◆ Aim of the exercise
Transcribe all the entries word for word, skipping the pictures.

◆ Provided information
══════

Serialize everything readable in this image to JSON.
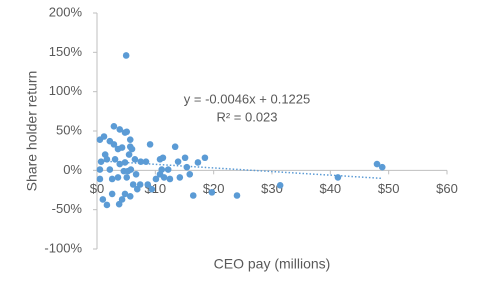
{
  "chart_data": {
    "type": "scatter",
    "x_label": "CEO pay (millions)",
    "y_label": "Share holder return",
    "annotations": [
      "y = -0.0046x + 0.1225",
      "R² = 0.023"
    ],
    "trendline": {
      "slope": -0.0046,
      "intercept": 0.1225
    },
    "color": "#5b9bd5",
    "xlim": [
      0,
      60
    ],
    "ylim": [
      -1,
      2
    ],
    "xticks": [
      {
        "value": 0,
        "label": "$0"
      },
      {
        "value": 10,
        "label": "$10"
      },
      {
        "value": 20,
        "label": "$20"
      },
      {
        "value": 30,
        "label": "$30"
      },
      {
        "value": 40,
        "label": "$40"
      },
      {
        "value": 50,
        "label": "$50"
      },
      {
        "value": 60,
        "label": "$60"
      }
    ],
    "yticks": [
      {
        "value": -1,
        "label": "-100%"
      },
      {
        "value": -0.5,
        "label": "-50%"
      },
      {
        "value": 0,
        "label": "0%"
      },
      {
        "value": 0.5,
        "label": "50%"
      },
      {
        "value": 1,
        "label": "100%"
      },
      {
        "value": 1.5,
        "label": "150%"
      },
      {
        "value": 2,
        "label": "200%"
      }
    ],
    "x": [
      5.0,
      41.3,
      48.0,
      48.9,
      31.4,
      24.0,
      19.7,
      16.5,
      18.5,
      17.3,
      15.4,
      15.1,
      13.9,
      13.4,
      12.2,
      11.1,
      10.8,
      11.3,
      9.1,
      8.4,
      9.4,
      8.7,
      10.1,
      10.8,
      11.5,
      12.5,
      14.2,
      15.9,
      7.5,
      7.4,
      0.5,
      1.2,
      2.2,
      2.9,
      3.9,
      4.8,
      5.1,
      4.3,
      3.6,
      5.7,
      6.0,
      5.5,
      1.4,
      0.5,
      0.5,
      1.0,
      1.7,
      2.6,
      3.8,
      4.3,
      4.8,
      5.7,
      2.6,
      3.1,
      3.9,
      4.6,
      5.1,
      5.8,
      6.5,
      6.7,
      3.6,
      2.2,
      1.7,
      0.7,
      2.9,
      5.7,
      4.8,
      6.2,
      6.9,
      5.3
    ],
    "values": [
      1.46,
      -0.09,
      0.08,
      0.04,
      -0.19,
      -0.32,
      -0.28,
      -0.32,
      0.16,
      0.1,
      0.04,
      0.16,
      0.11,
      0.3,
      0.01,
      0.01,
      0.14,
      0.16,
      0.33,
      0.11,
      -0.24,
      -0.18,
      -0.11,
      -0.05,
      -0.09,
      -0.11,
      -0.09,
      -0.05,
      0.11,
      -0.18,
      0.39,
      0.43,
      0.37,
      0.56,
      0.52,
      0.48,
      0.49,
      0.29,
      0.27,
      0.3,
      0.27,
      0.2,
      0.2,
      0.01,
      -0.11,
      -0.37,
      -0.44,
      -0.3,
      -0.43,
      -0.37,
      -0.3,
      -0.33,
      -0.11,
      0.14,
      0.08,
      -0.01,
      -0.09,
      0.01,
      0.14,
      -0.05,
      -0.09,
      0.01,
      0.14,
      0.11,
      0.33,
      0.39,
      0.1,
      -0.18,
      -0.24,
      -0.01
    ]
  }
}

══════

◆ Completed task
Serialize everything readable in this image to JSON.
{
  "chart_data": {
    "type": "scatter",
    "x_label": "CEO pay (millions)",
    "y_label": "Share holder return",
    "annotations": [
      "y = -0.0046x + 0.1225",
      "R² = 0.023"
    ],
    "trendline": {
      "slope": -0.0046,
      "intercept": 0.1225
    },
    "color": "#5b9bd5",
    "xlim": [
      0,
      60
    ],
    "ylim": [
      -1,
      2
    ],
    "xticks": [
      {
        "value": 0,
        "label": "$0"
      },
      {
        "value": 10,
        "label": "$10"
      },
      {
        "value": 20,
        "label": "$20"
      },
      {
        "value": 30,
        "label": "$30"
      },
      {
        "value": 40,
        "label": "$40"
      },
      {
        "value": 50,
        "label": "$50"
      },
      {
        "value": 60,
        "label": "$60"
      }
    ],
    "yticks": [
      {
        "value": -1,
        "label": "-100%"
      },
      {
        "value": -0.5,
        "label": "-50%"
      },
      {
        "value": 0,
        "label": "0%"
      },
      {
        "value": 0.5,
        "label": "50%"
      },
      {
        "value": 1,
        "label": "100%"
      },
      {
        "value": 1.5,
        "label": "150%"
      },
      {
        "value": 2,
        "label": "200%"
      }
    ],
    "x": [
      5.0,
      41.3,
      48.0,
      48.9,
      31.4,
      24.0,
      19.7,
      16.5,
      18.5,
      17.3,
      15.4,
      15.1,
      13.9,
      13.4,
      12.2,
      11.1,
      10.8,
      11.3,
      9.1,
      8.4,
      9.4,
      8.7,
      10.1,
      10.8,
      11.5,
      12.5,
      14.2,
      15.9,
      7.5,
      7.4,
      0.5,
      1.2,
      2.2,
      2.9,
      3.9,
      4.8,
      5.1,
      4.3,
      3.6,
      5.7,
      6.0,
      5.5,
      1.4,
      0.5,
      0.5,
      1.0,
      1.7,
      2.6,
      3.8,
      4.3,
      4.8,
      5.7,
      2.6,
      3.1,
      3.9,
      4.6,
      5.1,
      5.8,
      6.5,
      6.7,
      3.6,
      2.2,
      1.7,
      0.7,
      2.9,
      5.7,
      4.8,
      6.2,
      6.9,
      5.3
    ],
    "values": [
      1.46,
      -0.09,
      0.08,
      0.04,
      -0.19,
      -0.32,
      -0.28,
      -0.32,
      0.16,
      0.1,
      0.04,
      0.16,
      0.11,
      0.3,
      0.01,
      0.01,
      0.14,
      0.16,
      0.33,
      0.11,
      -0.24,
      -0.18,
      -0.11,
      -0.05,
      -0.09,
      -0.11,
      -0.09,
      -0.05,
      0.11,
      -0.18,
      0.39,
      0.43,
      0.37,
      0.56,
      0.52,
      0.48,
      0.49,
      0.29,
      0.27,
      0.3,
      0.27,
      0.2,
      0.2,
      0.01,
      -0.11,
      -0.37,
      -0.44,
      -0.3,
      -0.43,
      -0.37,
      -0.3,
      -0.33,
      -0.11,
      0.14,
      0.08,
      -0.01,
      -0.09,
      0.01,
      0.14,
      -0.05,
      -0.09,
      0.01,
      0.14,
      0.11,
      0.33,
      0.39,
      0.1,
      -0.18,
      -0.24,
      -0.01
    ]
  }
}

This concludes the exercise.